## GIVEN INSTRUCTION
Write out the records word for word, starting with the first line and stopping after the line that contains "1021, 2169, 1048]".

## Saved data entries

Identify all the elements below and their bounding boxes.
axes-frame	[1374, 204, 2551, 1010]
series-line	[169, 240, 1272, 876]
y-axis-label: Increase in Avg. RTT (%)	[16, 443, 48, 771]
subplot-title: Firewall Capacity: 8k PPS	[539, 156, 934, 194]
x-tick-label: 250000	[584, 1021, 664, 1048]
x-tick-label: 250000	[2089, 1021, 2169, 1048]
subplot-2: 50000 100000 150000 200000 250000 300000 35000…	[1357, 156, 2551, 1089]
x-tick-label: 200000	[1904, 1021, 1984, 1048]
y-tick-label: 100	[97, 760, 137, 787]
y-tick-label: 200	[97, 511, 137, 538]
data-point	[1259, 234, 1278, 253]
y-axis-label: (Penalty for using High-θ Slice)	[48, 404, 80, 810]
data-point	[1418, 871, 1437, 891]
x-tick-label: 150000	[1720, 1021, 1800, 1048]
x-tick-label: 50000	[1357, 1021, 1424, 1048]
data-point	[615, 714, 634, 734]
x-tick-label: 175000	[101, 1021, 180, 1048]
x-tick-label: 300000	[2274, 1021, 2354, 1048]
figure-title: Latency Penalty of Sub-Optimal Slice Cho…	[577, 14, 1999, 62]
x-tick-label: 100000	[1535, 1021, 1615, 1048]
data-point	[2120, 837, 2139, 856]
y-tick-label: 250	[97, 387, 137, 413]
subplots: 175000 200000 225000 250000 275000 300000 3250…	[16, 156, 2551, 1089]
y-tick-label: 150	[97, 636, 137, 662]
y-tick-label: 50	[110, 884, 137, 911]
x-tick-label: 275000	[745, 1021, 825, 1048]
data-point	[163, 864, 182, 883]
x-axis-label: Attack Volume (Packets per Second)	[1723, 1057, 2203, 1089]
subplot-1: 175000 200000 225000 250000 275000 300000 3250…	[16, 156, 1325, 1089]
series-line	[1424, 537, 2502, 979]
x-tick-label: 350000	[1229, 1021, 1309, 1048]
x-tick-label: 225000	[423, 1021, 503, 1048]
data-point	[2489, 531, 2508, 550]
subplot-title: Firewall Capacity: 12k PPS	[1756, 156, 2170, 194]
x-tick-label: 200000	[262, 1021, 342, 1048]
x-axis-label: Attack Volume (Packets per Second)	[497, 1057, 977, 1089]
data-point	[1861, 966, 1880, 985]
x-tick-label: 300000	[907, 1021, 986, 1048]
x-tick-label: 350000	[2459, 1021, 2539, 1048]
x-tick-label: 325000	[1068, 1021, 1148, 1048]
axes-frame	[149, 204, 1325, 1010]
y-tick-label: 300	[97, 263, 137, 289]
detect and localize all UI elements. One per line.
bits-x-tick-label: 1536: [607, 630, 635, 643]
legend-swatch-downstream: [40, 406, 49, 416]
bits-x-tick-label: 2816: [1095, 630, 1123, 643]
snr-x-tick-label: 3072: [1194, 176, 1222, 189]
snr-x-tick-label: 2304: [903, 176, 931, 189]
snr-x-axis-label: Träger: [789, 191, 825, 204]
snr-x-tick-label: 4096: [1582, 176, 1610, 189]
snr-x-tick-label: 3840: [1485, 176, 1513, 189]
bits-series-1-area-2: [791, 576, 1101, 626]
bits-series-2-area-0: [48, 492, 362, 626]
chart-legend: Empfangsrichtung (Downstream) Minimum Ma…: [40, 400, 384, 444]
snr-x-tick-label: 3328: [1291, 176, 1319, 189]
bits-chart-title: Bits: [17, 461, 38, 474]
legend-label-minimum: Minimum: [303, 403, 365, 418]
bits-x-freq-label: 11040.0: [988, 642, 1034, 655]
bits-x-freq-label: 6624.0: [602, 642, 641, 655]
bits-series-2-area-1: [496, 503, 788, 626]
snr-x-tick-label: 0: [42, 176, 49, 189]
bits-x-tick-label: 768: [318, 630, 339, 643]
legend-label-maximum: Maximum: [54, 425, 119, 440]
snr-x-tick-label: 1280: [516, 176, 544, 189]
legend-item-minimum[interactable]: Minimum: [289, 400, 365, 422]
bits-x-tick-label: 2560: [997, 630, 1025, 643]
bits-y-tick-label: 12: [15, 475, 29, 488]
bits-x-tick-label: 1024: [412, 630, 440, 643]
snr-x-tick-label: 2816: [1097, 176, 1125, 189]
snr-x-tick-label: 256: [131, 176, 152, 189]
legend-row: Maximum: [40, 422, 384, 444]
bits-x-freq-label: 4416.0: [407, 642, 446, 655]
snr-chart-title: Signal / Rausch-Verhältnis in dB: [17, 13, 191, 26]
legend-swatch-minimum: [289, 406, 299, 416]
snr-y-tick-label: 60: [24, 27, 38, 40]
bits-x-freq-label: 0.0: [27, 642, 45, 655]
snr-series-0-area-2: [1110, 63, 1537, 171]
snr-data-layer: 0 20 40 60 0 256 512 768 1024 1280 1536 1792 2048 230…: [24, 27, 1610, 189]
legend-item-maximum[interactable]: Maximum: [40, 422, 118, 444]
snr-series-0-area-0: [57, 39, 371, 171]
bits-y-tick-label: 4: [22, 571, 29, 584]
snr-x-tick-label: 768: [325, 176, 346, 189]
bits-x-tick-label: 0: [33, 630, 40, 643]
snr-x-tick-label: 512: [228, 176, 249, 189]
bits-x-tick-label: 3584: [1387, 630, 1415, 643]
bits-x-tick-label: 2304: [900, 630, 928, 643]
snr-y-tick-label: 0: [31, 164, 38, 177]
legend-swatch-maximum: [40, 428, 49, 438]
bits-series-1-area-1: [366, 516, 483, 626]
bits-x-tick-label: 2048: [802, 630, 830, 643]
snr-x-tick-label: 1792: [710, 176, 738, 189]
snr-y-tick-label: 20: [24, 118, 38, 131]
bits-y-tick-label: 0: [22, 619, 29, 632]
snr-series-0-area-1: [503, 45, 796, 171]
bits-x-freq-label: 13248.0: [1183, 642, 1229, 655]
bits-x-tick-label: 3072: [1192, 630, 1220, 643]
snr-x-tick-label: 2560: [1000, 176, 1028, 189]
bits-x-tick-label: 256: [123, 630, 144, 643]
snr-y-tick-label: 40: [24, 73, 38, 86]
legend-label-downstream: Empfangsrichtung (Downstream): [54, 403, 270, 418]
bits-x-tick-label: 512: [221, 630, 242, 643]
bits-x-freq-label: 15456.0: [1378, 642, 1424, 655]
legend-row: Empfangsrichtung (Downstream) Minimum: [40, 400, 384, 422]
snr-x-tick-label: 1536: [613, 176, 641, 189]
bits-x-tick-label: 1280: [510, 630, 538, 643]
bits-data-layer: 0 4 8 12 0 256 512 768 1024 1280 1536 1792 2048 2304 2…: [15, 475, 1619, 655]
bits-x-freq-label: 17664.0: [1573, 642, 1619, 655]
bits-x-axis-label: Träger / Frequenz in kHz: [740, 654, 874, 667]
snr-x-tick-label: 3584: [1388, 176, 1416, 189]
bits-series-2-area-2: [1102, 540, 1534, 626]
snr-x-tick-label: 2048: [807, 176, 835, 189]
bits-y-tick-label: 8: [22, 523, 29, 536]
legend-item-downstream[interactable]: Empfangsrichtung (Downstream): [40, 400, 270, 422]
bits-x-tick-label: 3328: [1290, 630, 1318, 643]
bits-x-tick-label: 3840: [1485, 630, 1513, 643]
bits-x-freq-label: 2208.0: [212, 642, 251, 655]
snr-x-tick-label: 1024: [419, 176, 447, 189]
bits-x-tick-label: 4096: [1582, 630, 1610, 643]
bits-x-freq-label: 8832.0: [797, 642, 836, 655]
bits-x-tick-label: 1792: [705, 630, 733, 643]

## IN RESPONSE
Identify all the elements below and their bounding boxes.
axes-frame	[1374, 204, 2551, 1010]
series-line	[169, 240, 1272, 876]
y-axis-label: Increase in Avg. RTT (%)	[16, 443, 48, 771]
subplot-title: Firewall Capacity: 8k PPS	[539, 156, 934, 194]
x-tick-label: 250000	[584, 1021, 664, 1048]
x-tick-label: 250000	[2089, 1021, 2169, 1048]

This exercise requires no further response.